**Dataset records**
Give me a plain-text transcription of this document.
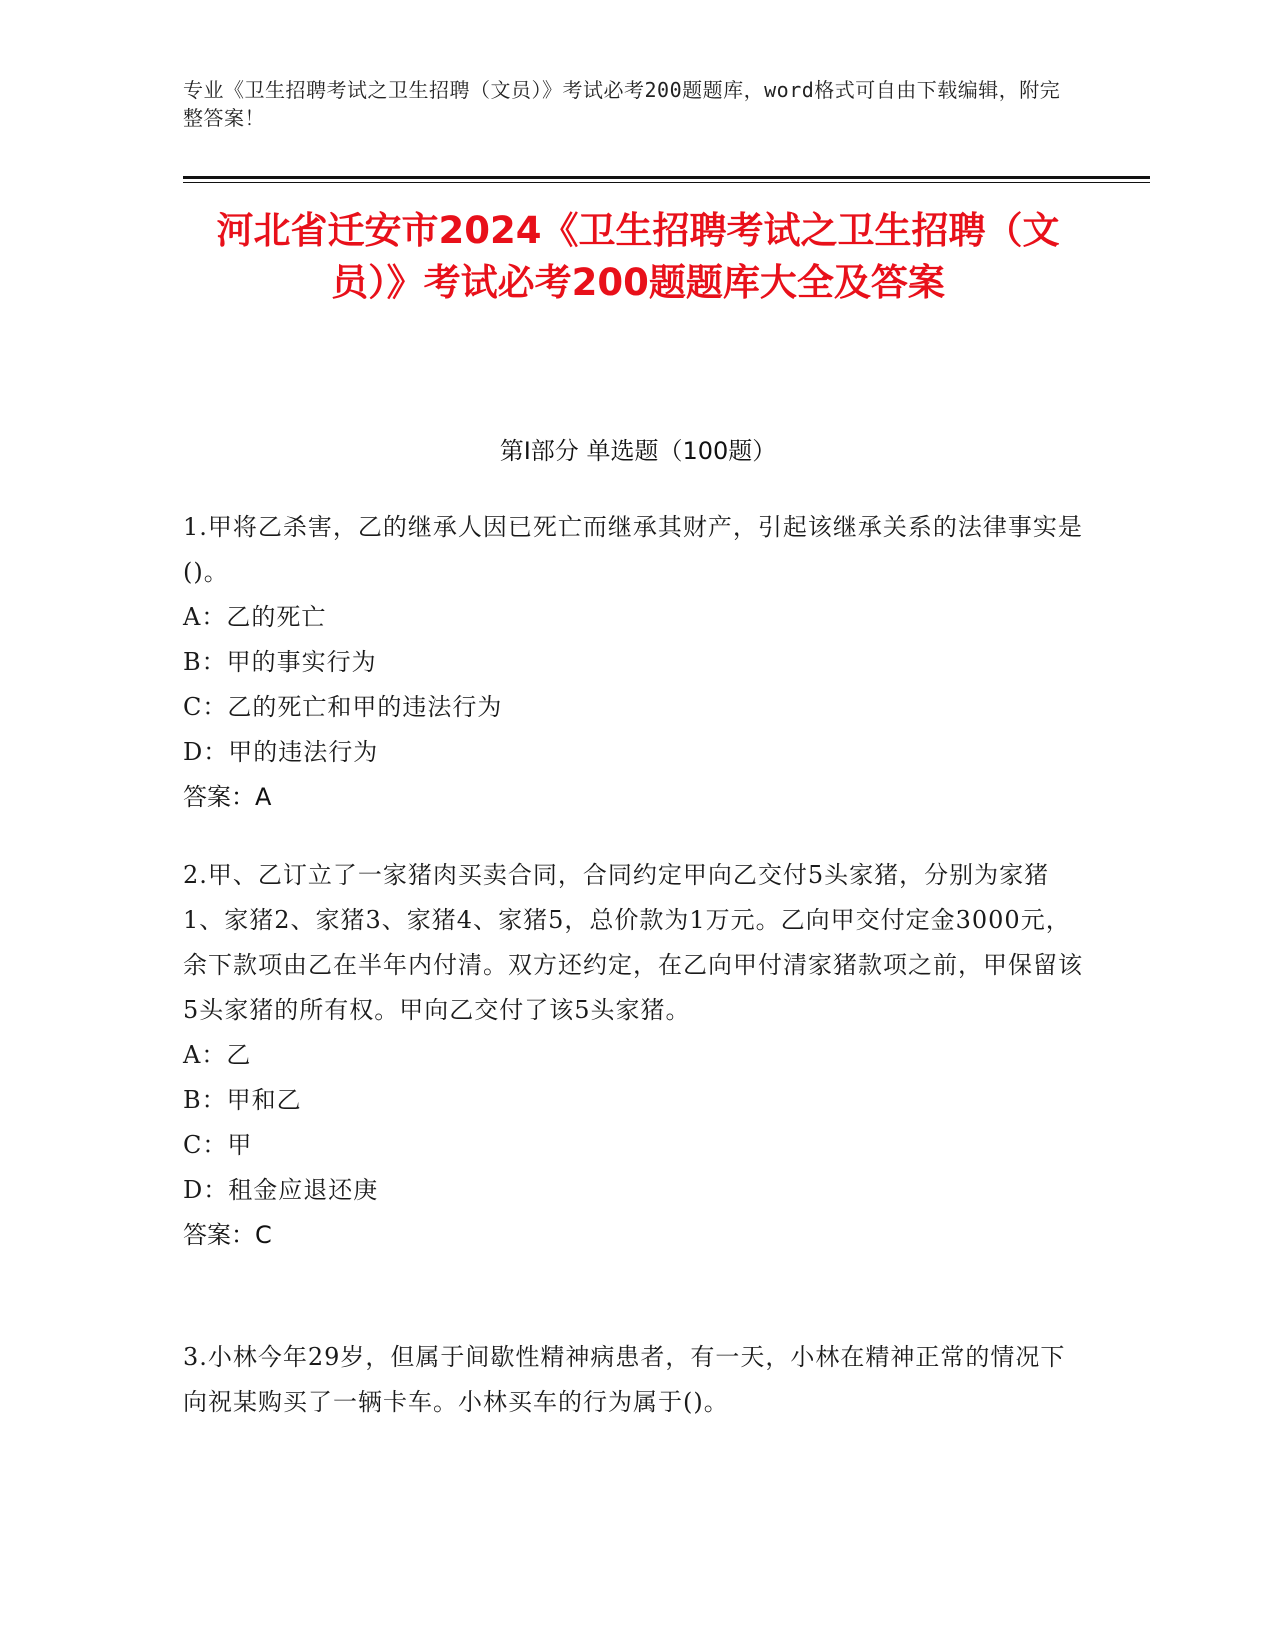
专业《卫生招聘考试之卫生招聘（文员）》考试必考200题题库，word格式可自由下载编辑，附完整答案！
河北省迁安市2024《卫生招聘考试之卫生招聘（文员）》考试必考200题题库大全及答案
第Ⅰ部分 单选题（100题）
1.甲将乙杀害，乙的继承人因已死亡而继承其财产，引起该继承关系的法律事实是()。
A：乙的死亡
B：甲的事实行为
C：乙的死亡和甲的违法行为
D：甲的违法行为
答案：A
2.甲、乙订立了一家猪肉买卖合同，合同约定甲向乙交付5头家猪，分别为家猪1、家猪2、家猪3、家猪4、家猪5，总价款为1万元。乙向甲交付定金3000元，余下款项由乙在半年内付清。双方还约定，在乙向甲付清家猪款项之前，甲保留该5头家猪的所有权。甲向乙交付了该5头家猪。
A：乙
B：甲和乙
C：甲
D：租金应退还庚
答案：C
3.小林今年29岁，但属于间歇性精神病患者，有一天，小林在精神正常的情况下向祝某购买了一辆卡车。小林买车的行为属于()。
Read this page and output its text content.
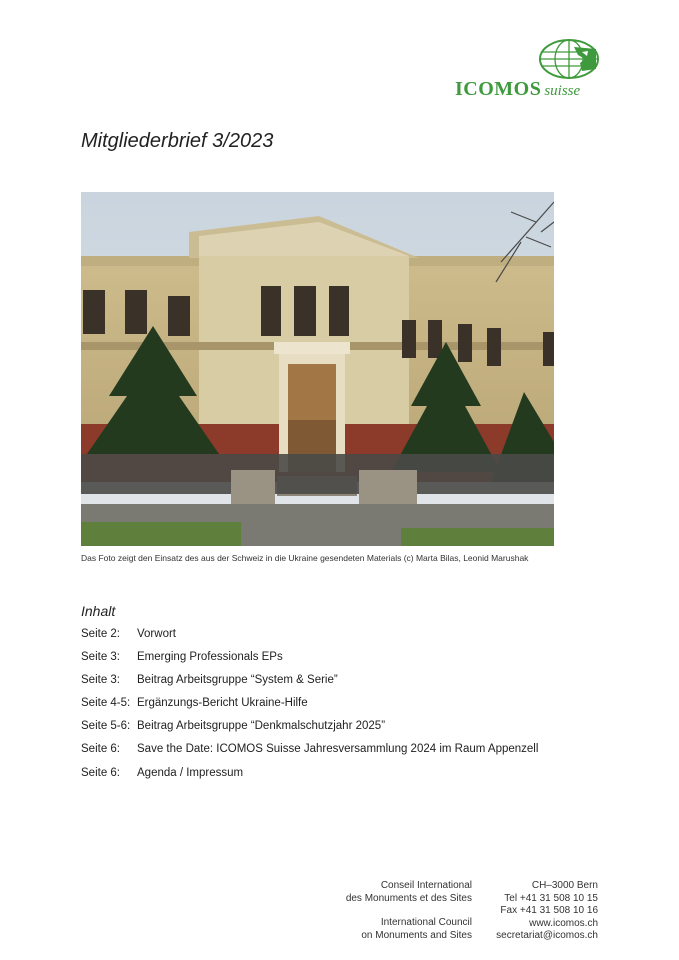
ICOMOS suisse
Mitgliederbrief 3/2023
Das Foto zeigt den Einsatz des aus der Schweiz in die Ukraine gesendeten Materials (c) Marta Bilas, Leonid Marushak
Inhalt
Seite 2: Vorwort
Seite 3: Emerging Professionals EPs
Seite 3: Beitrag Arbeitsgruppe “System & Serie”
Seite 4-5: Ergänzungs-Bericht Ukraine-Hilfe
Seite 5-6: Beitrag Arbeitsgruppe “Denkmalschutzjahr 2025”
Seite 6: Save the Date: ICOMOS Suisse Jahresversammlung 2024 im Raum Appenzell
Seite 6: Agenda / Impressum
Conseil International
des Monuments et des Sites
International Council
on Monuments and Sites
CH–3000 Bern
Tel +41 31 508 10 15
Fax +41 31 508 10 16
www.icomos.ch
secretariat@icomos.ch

**Exercise requirements**
Each line in the data that holds the string "Arbeitsgruppe" should be found and copied.

**Expected output**
Seite 3: Beitrag Arbeitsgruppe “System & Serie”
Seite 5-6: Beitrag Arbeitsgruppe “Denkmalschutzjahr 2025”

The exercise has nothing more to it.